Entries taken from a collection
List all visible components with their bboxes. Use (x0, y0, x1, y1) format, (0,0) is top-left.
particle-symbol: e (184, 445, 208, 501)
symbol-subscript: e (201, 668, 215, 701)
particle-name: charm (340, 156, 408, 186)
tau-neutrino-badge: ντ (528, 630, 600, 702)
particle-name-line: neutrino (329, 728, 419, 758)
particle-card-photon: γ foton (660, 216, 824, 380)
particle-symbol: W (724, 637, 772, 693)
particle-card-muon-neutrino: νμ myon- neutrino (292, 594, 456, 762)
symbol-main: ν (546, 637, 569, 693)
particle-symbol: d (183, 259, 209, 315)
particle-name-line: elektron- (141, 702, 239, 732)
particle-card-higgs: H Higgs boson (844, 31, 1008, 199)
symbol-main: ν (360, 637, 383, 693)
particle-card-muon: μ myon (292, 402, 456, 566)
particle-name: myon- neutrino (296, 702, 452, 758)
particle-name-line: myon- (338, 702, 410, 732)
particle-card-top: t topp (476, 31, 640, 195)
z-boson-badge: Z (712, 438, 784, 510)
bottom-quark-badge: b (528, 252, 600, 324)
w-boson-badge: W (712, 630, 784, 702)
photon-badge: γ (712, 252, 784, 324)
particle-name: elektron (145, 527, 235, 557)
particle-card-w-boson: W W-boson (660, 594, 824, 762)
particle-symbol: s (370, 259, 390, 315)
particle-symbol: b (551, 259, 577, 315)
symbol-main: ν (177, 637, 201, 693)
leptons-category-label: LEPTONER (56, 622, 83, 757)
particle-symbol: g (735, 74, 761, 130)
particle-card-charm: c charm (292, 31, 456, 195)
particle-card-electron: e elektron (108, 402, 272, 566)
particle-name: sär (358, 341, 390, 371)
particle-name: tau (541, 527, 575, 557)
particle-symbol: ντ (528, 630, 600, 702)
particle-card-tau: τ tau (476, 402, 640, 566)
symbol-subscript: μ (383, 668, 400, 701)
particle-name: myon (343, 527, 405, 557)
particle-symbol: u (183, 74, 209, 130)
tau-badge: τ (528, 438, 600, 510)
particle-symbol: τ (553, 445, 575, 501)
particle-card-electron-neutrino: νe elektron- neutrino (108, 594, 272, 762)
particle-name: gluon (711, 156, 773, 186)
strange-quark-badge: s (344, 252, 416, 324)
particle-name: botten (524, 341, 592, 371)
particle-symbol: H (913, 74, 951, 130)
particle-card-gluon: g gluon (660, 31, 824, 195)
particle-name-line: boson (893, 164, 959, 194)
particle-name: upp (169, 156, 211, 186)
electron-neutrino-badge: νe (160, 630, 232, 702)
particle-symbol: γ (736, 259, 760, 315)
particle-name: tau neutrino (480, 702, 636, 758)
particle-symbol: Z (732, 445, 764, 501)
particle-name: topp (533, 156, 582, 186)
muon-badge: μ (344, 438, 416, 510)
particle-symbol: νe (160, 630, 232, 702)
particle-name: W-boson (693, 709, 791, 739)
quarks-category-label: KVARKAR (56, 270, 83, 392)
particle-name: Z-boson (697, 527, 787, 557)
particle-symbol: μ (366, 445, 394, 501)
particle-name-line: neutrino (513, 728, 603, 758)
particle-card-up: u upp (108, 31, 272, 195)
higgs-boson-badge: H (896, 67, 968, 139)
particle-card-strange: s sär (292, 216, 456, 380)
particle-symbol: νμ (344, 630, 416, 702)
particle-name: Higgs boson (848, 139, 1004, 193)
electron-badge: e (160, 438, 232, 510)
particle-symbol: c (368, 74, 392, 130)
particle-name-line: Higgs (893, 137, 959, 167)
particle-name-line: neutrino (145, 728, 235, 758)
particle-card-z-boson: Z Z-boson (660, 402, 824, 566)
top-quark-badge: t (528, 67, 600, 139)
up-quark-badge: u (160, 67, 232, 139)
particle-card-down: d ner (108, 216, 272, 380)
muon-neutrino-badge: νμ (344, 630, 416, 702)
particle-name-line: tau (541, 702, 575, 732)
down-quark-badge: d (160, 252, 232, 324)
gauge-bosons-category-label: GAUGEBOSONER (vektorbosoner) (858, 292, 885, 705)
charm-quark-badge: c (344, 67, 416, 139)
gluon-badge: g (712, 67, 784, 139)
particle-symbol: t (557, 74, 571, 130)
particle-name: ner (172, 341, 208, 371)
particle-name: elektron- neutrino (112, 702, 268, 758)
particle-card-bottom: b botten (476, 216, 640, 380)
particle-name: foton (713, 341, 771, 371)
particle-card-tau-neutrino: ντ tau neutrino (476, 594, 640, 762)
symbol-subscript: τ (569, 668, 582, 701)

### STATED TASK:
Reproduce the lines of the records from the first line down to and including the line that contains "particle-symbol: d (183, 259, 209, 315)".

### SOLUTION TO THIS TASK:
List all visible components with their bboxes. Use (x0, y0, x1, y1) format, (0,0) is top-left.
particle-symbol: e (184, 445, 208, 501)
symbol-subscript: e (201, 668, 215, 701)
particle-name: charm (340, 156, 408, 186)
tau-neutrino-badge: ντ (528, 630, 600, 702)
particle-name-line: neutrino (329, 728, 419, 758)
particle-card-photon: γ foton (660, 216, 824, 380)
particle-symbol: W (724, 637, 772, 693)
particle-card-muon-neutrino: νμ myon- neutrino (292, 594, 456, 762)
symbol-main: ν (546, 637, 569, 693)
particle-symbol: d (183, 259, 209, 315)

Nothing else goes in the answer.